— Start of Stored records —

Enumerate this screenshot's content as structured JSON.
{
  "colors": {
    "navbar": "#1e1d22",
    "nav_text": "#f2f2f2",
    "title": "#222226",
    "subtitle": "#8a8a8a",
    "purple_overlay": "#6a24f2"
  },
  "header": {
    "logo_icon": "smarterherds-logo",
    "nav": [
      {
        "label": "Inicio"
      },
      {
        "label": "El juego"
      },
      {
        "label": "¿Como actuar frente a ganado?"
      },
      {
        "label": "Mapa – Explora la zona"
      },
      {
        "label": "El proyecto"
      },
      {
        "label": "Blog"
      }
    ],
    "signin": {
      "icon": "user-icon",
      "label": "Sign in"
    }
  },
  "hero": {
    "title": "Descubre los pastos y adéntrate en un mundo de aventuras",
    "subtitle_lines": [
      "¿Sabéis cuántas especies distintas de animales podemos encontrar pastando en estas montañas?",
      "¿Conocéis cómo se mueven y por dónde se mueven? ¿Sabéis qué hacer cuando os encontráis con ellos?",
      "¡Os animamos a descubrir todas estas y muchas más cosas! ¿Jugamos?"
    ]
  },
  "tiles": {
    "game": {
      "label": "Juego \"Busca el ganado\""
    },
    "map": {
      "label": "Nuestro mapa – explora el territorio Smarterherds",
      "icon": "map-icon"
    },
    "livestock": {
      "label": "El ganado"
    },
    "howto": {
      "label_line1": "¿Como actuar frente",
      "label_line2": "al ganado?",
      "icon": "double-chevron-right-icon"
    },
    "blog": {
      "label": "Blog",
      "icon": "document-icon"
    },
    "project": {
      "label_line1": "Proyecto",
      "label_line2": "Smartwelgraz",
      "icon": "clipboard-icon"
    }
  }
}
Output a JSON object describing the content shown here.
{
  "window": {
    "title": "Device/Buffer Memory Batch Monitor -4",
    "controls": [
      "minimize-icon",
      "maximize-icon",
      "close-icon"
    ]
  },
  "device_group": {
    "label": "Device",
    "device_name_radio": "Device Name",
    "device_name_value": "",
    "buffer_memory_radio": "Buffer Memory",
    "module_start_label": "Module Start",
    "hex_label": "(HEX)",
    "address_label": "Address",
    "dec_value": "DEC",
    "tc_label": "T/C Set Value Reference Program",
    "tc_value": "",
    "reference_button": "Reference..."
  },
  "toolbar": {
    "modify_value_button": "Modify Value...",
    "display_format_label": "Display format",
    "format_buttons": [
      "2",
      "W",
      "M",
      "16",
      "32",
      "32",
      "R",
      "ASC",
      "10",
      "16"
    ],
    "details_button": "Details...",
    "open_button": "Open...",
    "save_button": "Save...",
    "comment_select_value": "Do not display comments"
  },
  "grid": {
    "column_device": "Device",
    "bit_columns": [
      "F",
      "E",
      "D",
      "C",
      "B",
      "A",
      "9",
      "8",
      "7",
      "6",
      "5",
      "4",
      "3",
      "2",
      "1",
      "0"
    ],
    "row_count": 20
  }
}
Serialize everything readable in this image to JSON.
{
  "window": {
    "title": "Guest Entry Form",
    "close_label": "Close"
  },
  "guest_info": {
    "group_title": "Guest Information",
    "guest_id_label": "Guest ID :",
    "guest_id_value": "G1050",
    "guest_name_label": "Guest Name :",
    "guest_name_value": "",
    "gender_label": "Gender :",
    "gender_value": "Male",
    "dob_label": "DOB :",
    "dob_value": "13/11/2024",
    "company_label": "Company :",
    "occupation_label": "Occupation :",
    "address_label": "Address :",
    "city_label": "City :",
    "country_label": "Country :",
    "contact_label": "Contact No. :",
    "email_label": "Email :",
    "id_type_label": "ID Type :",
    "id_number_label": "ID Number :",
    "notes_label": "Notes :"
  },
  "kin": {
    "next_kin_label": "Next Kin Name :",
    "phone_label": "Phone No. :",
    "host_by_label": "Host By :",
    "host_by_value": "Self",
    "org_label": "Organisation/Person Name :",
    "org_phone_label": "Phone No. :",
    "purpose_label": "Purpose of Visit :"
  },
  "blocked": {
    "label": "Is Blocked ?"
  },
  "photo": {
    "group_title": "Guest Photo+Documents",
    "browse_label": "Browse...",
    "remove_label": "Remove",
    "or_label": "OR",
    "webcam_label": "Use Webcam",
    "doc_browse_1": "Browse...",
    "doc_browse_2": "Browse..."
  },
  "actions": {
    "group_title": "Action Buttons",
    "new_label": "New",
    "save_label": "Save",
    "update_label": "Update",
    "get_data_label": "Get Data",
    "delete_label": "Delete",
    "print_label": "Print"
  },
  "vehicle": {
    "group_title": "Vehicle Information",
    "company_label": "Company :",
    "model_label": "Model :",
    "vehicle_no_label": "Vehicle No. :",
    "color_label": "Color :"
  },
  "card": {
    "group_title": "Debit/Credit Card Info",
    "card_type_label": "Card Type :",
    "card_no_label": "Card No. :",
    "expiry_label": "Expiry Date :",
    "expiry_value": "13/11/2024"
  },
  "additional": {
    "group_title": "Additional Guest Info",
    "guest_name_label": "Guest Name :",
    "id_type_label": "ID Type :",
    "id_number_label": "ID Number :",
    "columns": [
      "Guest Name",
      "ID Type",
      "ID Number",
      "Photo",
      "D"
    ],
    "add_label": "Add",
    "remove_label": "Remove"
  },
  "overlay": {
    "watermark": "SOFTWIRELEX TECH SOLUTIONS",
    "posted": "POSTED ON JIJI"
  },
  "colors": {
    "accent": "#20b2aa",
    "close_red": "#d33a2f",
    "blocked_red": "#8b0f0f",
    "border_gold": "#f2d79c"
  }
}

— End of Stored records —

## Written task
Extract the complete listing above, reproducing each line exactly.

## Solution to this problem
Enumerate this screenshot's content as structured JSON.
{
  "colors": {
    "navbar": "#1e1d22",
    "nav_text": "#f2f2f2",
    "title": "#222226",
    "subtitle": "#8a8a8a",
    "purple_overlay": "#6a24f2"
  },
  "header": {
    "logo_icon": "smarterherds-logo",
    "nav": [
      {
        "label": "Inicio"
      },
      {
        "label": "El juego"
      },
      {
        "label": "¿Como actuar frente a ganado?"
      },
      {
        "label": "Mapa – Explora la zona"
      },
      {
        "label": "El proyecto"
      },
      {
        "label": "Blog"
      }
    ],
    "signin": {
      "icon": "user-icon",
      "label": "Sign in"
    }
  },
  "hero": {
    "title": "Descubre los pastos y adéntrate en un mundo de aventuras",
    "subtitle_lines": [
      "¿Sabéis cuántas especies distintas de animales podemos encontrar pastando en estas montañas?",
      "¿Conocéis cómo se mueven y por dónde se mueven? ¿Sabéis qué hacer cuando os encontráis con ellos?",
      "¡Os animamos a descubrir todas estas y muchas más cosas! ¿Jugamos?"
    ]
  },
  "tiles": {
    "game": {
      "label": "Juego \"Busca el ganado\""
    },
    "map": {
      "label": "Nuestro mapa – explora el territorio Smarterherds",
      "icon": "map-icon"
    },
    "livestock": {
      "label": "El ganado"
    },
    "howto": {
      "label_line1": "¿Como actuar frente",
      "label_line2": "al ganado?",
      "icon": "double-chevron-right-icon"
    },
    "blog": {
      "label": "Blog",
      "icon": "document-icon"
    },
    "project": {
      "label_line1": "Proyecto",
      "label_line2": "Smartwelgraz",
      "icon": "clipboard-icon"
    }
  }
}
Output a JSON object describing the content shown here.
{
  "window": {
    "title": "Device/Buffer Memory Batch Monitor -4",
    "controls": [
      "minimize-icon",
      "maximize-icon",
      "close-icon"
    ]
  },
  "device_group": {
    "label": "Device",
    "device_name_radio": "Device Name",
    "device_name_value": "",
    "buffer_memory_radio": "Buffer Memory",
    "module_start_label": "Module Start",
    "hex_label": "(HEX)",
    "address_label": "Address",
    "dec_value": "DEC",
    "tc_label": "T/C Set Value Reference Program",
    "tc_value": "",
    "reference_button": "Reference..."
  },
  "toolbar": {
    "modify_value_button": "Modify Value...",
    "display_format_label": "Display format",
    "format_buttons": [
      "2",
      "W",
      "M",
      "16",
      "32",
      "32",
      "R",
      "ASC",
      "10",
      "16"
    ],
    "details_button": "Details...",
    "open_button": "Open...",
    "save_button": "Save...",
    "comment_select_value": "Do not display comments"
  },
  "grid": {
    "column_device": "Device",
    "bit_columns": [
      "F",
      "E",
      "D",
      "C",
      "B",
      "A",
      "9",
      "8",
      "7",
      "6",
      "5",
      "4",
      "3",
      "2",
      "1",
      "0"
    ],
    "row_count": 20
  }
}
Serialize everything readable in this image to JSON.
{
  "window": {
    "title": "Guest Entry Form",
    "close_label": "Close"
  },
  "guest_info": {
    "group_title": "Guest Information",
    "guest_id_label": "Guest ID :",
    "guest_id_value": "G1050",
    "guest_name_label": "Guest Name :",
    "guest_name_value": "",
    "gender_label": "Gender :",
    "gender_value": "Male",
    "dob_label": "DOB :",
    "dob_value": "13/11/2024",
    "company_label": "Company :",
    "occupation_label": "Occupation :",
    "address_label": "Address :",
    "city_label": "City :",
    "country_label": "Country :",
    "contact_label": "Contact No. :",
    "email_label": "Email :",
    "id_type_label": "ID Type :",
    "id_number_label": "ID Number :",
    "notes_label": "Notes :"
  },
  "kin": {
    "next_kin_label": "Next Kin Name :",
    "phone_label": "Phone No. :",
    "host_by_label": "Host By :",
    "host_by_value": "Self",
    "org_label": "Organisation/Person Name :",
    "org_phone_label": "Phone No. :",
    "purpose_label": "Purpose of Visit :"
  },
  "blocked": {
    "label": "Is Blocked ?"
  },
  "photo": {
    "group_title": "Guest Photo+Documents",
    "browse_label": "Browse...",
    "remove_label": "Remove",
    "or_label": "OR",
    "webcam_label": "Use Webcam",
    "doc_browse_1": "Browse...",
    "doc_browse_2": "Browse..."
  },
  "actions": {
    "group_title": "Action Buttons",
    "new_label": "New",
    "save_label": "Save",
    "update_label": "Update",
    "get_data_label": "Get Data",
    "delete_label": "Delete",
    "print_label": "Print"
  },
  "vehicle": {
    "group_title": "Vehicle Information",
    "company_label": "Company :",
    "model_label": "Model :",
    "vehicle_no_label": "Vehicle No. :",
    "color_label": "Color :"
  },
  "card": {
    "group_title": "Debit/Credit Card Info",
    "card_type_label": "Card Type :",
    "card_no_label": "Card No. :",
    "expiry_label": "Expiry Date :",
    "expiry_value": "13/11/2024"
  },
  "additional": {
    "group_title": "Additional Guest Info",
    "guest_name_label": "Guest Name :",
    "id_type_label": "ID Type :",
    "id_number_label": "ID Number :",
    "columns": [
      "Guest Name",
      "ID Type",
      "ID Number",
      "Photo",
      "D"
    ],
    "add_label": "Add",
    "remove_label": "Remove"
  },
  "overlay": {
    "watermark": "SOFTWIRELEX TECH SOLUTIONS",
    "posted": "POSTED ON JIJI"
  },
  "colors": {
    "accent": "#20b2aa",
    "close_red": "#d33a2f",
    "blocked_red": "#8b0f0f",
    "border_gold": "#f2d79c"
  }
}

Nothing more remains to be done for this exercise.